» BLOCCO DI TESTO
Occore stabilire, sin dalle prime sedute, la differenza tra la depressione clinica, che il psicoterapeuta dovrà debellare e le varie declinazioni della melanconia, della tristezza e dell’estrema introversione che necessitano primariamente di ascolto e di attenzione sensibile.
La forza delle parole e la poesia danno speranza
Può sembrare strano, ma principalmente la poesia sembra essere in grado di fornire quelle sensazioni delicatissime e quasi ineffabili che riescono a dare voce alle speranze e alle sofferenze più profonde ed indicibili.
Ecco, allora, che le parole e i versi di scrittori e poeti sono le sole capaci di tradurre, attraverso le loro immagini e le loro evocazioni, quelle dimensioni emotive che spesso i pazienti non sono in grado di descrivere.
Le parole di due pazienti, tuttavia, danno invece la misura di quanto certi gesti (irreparabili, come il suicidio), se si stabiliscono determinate condizioni di ascolto, possano essere evitati.
Un problema che recentemente è emerso con forza è la questione dell’adolescenza. Qui diventa importante tema della relazione con gli altri. Si evidenziano alcune inquietudini tipiche di quella età e, soprattutto, la difficoltà di ascoltare, leggere ed interpretare il proprio mondo giovanile fisiologicamente caratterizzato dalla compresenza di slanci vitali e tormenti interiori ma che, oggi più che mai, necessita di riconoscimento ed attenzione.
Lo sguardo
È nello sguardo che avviene l’incontro e si stabilisce una relazione. Un dialogo pregno di opportunità troppo spesso non colte anche sul piano didattico dove l’attenzione all’apprendimento lascia talvolta ai margini alcune singole sensibilità non orientate a quella competizione e a quella ansia di visibilità che caratterizzano la società contemporanea.

» CONSEGNA
Prosegui il testo sulla psicoterapia e sull'ascolto dei pazienti, riprendendo subito dopo la sua ultima frase.

» VOCI FORNITE
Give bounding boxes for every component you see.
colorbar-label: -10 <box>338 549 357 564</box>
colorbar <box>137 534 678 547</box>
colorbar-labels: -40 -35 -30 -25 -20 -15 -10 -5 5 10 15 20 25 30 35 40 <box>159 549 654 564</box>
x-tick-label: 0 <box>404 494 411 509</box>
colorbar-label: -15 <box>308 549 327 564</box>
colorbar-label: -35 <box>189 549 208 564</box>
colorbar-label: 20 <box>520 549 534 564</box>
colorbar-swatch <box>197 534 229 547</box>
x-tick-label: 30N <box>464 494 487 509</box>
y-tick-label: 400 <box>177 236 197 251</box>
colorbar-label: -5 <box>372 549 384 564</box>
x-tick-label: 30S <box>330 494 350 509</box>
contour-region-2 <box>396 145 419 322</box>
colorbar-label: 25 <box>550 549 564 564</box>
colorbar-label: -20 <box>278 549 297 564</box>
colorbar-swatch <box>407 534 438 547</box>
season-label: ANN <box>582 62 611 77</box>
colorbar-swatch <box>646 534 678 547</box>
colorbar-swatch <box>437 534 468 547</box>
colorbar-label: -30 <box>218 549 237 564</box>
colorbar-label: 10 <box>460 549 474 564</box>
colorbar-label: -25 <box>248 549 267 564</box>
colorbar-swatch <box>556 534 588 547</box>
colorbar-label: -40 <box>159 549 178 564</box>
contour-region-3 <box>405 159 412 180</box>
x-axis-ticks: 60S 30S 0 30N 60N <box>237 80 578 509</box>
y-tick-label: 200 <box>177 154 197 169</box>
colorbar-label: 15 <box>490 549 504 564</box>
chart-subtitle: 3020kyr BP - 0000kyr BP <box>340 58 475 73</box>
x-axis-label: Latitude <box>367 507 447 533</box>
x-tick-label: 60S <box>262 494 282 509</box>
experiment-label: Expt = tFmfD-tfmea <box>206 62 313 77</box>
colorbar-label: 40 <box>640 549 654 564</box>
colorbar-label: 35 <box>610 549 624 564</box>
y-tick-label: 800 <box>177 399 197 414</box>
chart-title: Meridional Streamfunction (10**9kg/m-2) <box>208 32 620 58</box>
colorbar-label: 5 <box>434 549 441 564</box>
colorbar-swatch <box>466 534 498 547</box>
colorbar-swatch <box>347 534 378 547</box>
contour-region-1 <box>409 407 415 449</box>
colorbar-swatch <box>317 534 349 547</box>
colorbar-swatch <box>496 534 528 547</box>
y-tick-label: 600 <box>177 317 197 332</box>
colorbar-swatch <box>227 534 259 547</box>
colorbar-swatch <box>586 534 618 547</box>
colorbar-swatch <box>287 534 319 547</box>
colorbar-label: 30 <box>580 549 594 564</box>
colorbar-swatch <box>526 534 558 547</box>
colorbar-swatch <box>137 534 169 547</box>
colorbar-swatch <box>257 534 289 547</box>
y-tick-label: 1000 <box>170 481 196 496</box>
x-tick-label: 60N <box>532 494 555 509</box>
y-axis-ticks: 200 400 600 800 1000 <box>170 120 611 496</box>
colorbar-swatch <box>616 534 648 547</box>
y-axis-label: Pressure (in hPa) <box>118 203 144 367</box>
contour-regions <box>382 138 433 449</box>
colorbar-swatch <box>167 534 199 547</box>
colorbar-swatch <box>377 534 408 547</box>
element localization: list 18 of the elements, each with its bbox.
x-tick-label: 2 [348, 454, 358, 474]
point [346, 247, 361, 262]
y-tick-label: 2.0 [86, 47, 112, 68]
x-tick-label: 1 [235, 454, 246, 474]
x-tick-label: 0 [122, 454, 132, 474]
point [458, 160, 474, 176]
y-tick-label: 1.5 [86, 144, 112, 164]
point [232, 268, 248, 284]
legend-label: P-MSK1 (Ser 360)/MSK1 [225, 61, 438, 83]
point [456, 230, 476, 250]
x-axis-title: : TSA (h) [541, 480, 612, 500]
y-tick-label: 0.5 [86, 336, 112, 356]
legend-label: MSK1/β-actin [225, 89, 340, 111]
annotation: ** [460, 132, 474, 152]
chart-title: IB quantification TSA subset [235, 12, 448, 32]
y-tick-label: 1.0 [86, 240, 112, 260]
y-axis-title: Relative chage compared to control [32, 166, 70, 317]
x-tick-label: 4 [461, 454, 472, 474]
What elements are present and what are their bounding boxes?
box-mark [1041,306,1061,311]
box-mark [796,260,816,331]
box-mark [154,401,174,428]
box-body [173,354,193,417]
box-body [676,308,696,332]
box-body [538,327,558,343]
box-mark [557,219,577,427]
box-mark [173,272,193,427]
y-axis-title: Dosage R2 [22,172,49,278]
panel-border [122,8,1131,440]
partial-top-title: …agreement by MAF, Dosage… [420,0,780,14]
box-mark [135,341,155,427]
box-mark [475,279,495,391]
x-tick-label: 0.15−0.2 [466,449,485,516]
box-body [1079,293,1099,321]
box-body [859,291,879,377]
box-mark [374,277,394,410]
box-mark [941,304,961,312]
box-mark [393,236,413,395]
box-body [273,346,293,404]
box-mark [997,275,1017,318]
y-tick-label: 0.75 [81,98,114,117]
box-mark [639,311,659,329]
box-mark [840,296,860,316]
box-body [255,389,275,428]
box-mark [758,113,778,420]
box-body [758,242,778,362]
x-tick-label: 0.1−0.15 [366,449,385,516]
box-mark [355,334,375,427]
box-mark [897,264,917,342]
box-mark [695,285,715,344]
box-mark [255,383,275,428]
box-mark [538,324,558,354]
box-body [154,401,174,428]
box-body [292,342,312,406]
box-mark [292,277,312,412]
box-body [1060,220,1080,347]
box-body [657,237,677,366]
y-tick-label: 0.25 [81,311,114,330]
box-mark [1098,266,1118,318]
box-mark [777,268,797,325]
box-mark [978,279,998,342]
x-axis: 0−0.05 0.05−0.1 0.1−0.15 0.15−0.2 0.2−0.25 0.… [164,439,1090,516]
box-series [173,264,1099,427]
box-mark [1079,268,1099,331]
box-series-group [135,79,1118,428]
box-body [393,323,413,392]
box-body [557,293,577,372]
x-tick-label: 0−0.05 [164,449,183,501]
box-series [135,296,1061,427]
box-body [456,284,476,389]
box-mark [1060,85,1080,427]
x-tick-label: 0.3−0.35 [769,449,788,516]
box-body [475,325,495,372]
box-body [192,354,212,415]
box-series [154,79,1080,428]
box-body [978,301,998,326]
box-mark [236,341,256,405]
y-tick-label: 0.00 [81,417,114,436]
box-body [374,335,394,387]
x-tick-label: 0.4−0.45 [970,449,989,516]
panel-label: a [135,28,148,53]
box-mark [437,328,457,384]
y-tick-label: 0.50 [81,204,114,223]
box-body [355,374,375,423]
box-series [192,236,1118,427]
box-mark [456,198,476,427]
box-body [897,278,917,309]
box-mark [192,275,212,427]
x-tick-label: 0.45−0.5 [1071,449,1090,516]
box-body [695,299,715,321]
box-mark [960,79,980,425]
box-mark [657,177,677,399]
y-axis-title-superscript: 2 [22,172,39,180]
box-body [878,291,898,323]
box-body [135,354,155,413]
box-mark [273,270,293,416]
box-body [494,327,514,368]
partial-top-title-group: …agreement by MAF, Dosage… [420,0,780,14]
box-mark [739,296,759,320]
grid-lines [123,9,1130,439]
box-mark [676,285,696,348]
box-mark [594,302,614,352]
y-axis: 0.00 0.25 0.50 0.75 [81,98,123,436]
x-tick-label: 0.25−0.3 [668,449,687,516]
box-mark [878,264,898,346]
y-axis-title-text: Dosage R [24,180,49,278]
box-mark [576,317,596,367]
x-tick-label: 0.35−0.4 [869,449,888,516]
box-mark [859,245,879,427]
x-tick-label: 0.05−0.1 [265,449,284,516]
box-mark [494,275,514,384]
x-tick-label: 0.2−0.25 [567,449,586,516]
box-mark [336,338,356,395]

» RISPOSTA
Questo sguardo non è solo vitale nei rapporti sociali tra i giovani, esso è, in assoluto, una necessità sociale. Lo sguardo attento e gentile verso l’Altro! Uno sguardo che sappia intercettare le unicità e le sensibilità che si celano in altri sguardi che chiedono di essere riconosciuti ed incontrati.
È importante soprattutto ribadire quanto questo “sguardo del cuore” sia fondante in chi esercita una professione di cura come lo psicoterapeuta.
Ecco, allora, che lo psicoterapeuta dovrà fornirsi di una spiccata sensibilità, riuscire ad ascoltare il “non detto”. Inoltre, interrogarsi anche su ciò che muove quella situazione disturbante.
I comportamenti che stiamo considerando sono, generalmente, di due tipi: le radici motivazionali dalla “cura con il cuore” sono quelle che fanno riferimento principalmente ai valori della cultura cattolica, mentre, nell’altro caso, più laicamente, si avanza l’ipotesi ancora valida ed attuale che le ferite psicologiche dei curanti vengano continuamente rievocate e sanate dalla relazione di cura che risponde contemporaneamente a bisogni profondi di paziente e terapeuta.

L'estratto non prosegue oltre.